__Records provided__.

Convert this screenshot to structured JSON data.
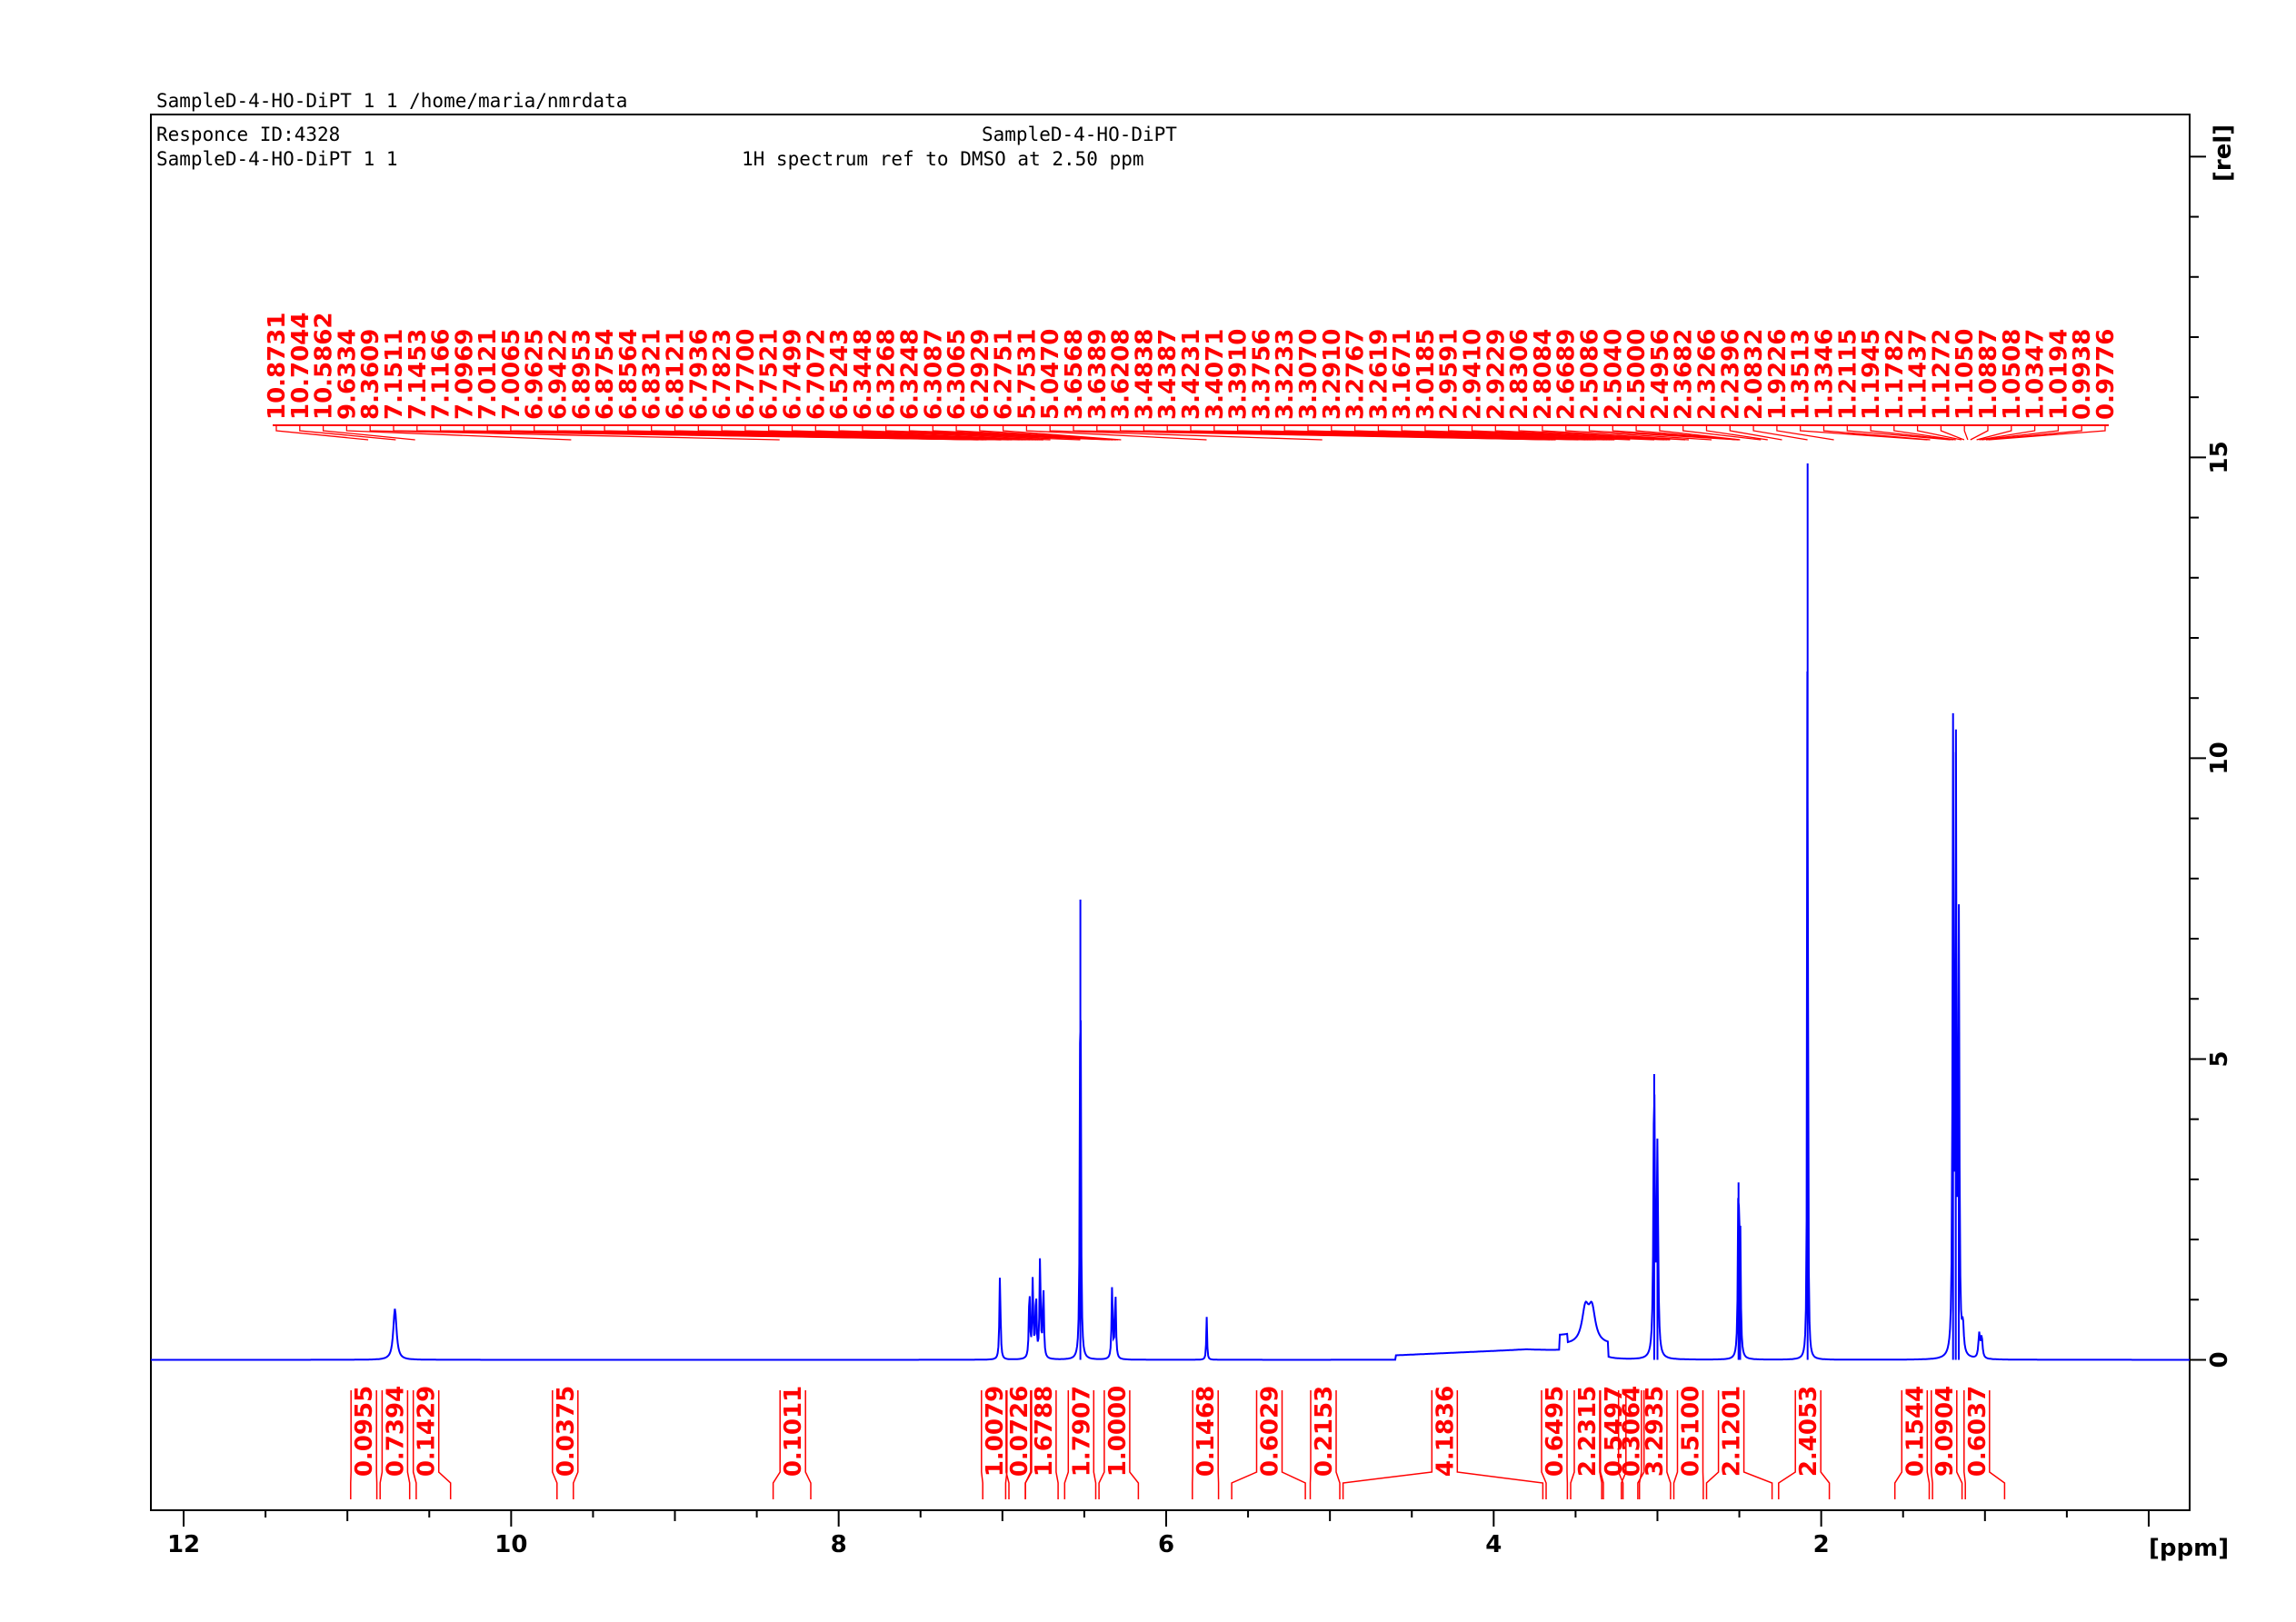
{
  "header": {
    "line1": "SampleD-4-HO-DiPT  1  1  /home/maria/nmrdata",
    "line2_left": "Responce ID:4328",
    "line2_right": "SampleD-4-HO-DiPT",
    "line3_left": "SampleD-4-HO-DiPT 1 1",
    "line3_right": "1H spectrum ref to DMSO at 2.50 ppm"
  },
  "colors": {
    "spectrum": "#0000ff",
    "annotation": "#ff0000",
    "axis": "#000000",
    "background": "#ffffff"
  },
  "chart_data": {
    "type": "line",
    "title": "1H spectrum ref to DMSO at 2.50 ppm",
    "xlabel": "[ppm]",
    "ylabel": "[rel]",
    "xlim": [
      12.2,
      -0.25
    ],
    "ylim": [
      -2.5,
      20.7
    ],
    "x_reversed": true,
    "grid": false,
    "x_ticks": [
      "12",
      "10",
      "8",
      "6",
      "4",
      "2"
    ],
    "y_ticks": [
      "0",
      "5",
      "10",
      "15"
    ],
    "peak_labels": [
      "10.8731",
      "10.7044",
      "10.5862",
      "9.6334",
      "8.3609",
      "7.1511",
      "7.1453",
      "7.1166",
      "7.0969",
      "7.0121",
      "7.0065",
      "6.9625",
      "6.9422",
      "6.8953",
      "6.8754",
      "6.8564",
      "6.8321",
      "6.8121",
      "6.7936",
      "6.7823",
      "6.7700",
      "6.7521",
      "6.7499",
      "6.7072",
      "6.5243",
      "6.3448",
      "6.3268",
      "6.3248",
      "6.3087",
      "6.3065",
      "6.2929",
      "6.2751",
      "5.7531",
      "5.0470",
      "3.6568",
      "3.6389",
      "3.6208",
      "3.4838",
      "3.4387",
      "3.4231",
      "3.4071",
      "3.3910",
      "3.3756",
      "3.3233",
      "3.3070",
      "3.2910",
      "3.2767",
      "3.2619",
      "3.1671",
      "3.0185",
      "2.9591",
      "2.9410",
      "2.9229",
      "2.8306",
      "2.8084",
      "2.6689",
      "2.5086",
      "2.5040",
      "2.5000",
      "2.4956",
      "2.3682",
      "2.3266",
      "2.2396",
      "2.0832",
      "1.9226",
      "1.3513",
      "1.3346",
      "1.2115",
      "1.1945",
      "1.1782",
      "1.1437",
      "1.1272",
      "1.1050",
      "1.0887",
      "1.0508",
      "1.0347",
      "1.0194",
      "0.9938",
      "0.9776"
    ],
    "integrals": [
      {
        "value": "0.0955",
        "from": 10.98,
        "to": 10.82,
        "label_x": 10.9
      },
      {
        "value": "0.7394",
        "from": 10.8,
        "to": 10.62,
        "label_x": 10.71
      },
      {
        "value": "0.1429",
        "from": 10.58,
        "to": 10.37,
        "label_x": 10.52
      },
      {
        "value": "0.0375",
        "from": 9.72,
        "to": 9.62,
        "label_x": 9.67
      },
      {
        "value": "0.1011",
        "from": 8.4,
        "to": 8.17,
        "label_x": 8.28
      },
      {
        "value": "1.0079",
        "from": 7.12,
        "to": 6.98,
        "label_x": 7.05
      },
      {
        "value": "0.0726",
        "from": 6.96,
        "to": 6.86,
        "label_x": 6.9
      },
      {
        "value": "1.6788",
        "from": 6.86,
        "to": 6.66,
        "label_x": 6.75
      },
      {
        "value": "1.7907",
        "from": 6.62,
        "to": 6.43,
        "label_x": 6.52
      },
      {
        "value": "1.0000",
        "from": 6.41,
        "to": 6.17,
        "label_x": 6.3
      },
      {
        "value": "0.1468",
        "from": 5.84,
        "to": 5.68,
        "label_x": 5.76
      },
      {
        "value": "0.6029",
        "from": 5.6,
        "to": 5.15,
        "label_x": 5.37
      },
      {
        "value": "0.2153",
        "from": 5.12,
        "to": 4.94,
        "label_x": 5.04
      },
      {
        "value": "4.1836",
        "from": 4.92,
        "to": 3.7,
        "label_x": 4.3
      },
      {
        "value": "0.6495",
        "from": 3.68,
        "to": 3.55,
        "label_x": 3.63
      },
      {
        "value": "2.2315",
        "from": 3.53,
        "to": 3.34,
        "label_x": 3.43
      },
      {
        "value": "0.5497",
        "from": 3.33,
        "to": 3.22,
        "label_x": 3.27
      },
      {
        "value": "0.3064",
        "from": 3.21,
        "to": 3.12,
        "label_x": 3.16
      },
      {
        "value": "3.2935",
        "from": 3.11,
        "to": 2.92,
        "label_x": 3.02
      },
      {
        "value": "0.5100",
        "from": 2.9,
        "to": 2.72,
        "label_x": 2.8
      },
      {
        "value": "2.1201",
        "from": 2.7,
        "to": 2.3,
        "label_x": 2.55
      },
      {
        "value": "2.4053",
        "from": 2.26,
        "to": 1.95,
        "label_x": 2.08
      },
      {
        "value": "0.1544",
        "from": 1.55,
        "to": 1.34,
        "label_x": 1.43
      },
      {
        "value": "9.0904",
        "from": 1.32,
        "to": 1.14,
        "label_x": 1.25
      },
      {
        "value": "0.6037",
        "from": 1.12,
        "to": 0.88,
        "label_x": 1.05
      }
    ],
    "peaks": [
      {
        "ppm": 10.71,
        "height": 0.85,
        "width": 0.012
      },
      {
        "ppm": 7.015,
        "height": 1.38,
        "width": 0.004
      },
      {
        "ppm": 6.835,
        "height": 1.18,
        "width": 0.004
      },
      {
        "ppm": 6.815,
        "height": 1.28,
        "width": 0.004
      },
      {
        "ppm": 6.795,
        "height": 1.1,
        "width": 0.004
      },
      {
        "ppm": 6.77,
        "height": 1.68,
        "width": 0.004
      },
      {
        "ppm": 6.75,
        "height": 1.2,
        "width": 0.004
      },
      {
        "ppm": 6.524,
        "height": 7.65,
        "width": 0.0035
      },
      {
        "ppm": 6.33,
        "height": 1.2,
        "width": 0.004
      },
      {
        "ppm": 6.31,
        "height": 1.15,
        "width": 0.004
      },
      {
        "ppm": 5.753,
        "height": 0.72,
        "width": 0.003
      },
      {
        "ppm": 3.44,
        "height": 0.55,
        "width": 0.025
      },
      {
        "ppm": 3.4,
        "height": 0.55,
        "width": 0.025
      },
      {
        "ppm": 3.02,
        "height": 4.75,
        "width": 0.005
      },
      {
        "ppm": 3.0,
        "height": 3.4,
        "width": 0.005
      },
      {
        "ppm": 2.505,
        "height": 2.95,
        "width": 0.004
      },
      {
        "ppm": 2.495,
        "height": 2.2,
        "width": 0.004
      },
      {
        "ppm": 2.083,
        "height": 14.9,
        "width": 0.0025
      },
      {
        "ppm": 1.195,
        "height": 10.25,
        "width": 0.0035
      },
      {
        "ppm": 1.178,
        "height": 10.1,
        "width": 0.0035
      },
      {
        "ppm": 1.16,
        "height": 7.2,
        "width": 0.004
      },
      {
        "ppm": 1.135,
        "height": 0.45,
        "width": 0.006
      },
      {
        "ppm": 1.035,
        "height": 0.4,
        "width": 0.006
      },
      {
        "ppm": 1.02,
        "height": 0.35,
        "width": 0.006
      }
    ]
  }
}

__Task directions__. Check each line above for the word "SampleD" and give the number of lines that have it, nothing else.

__Result__. 3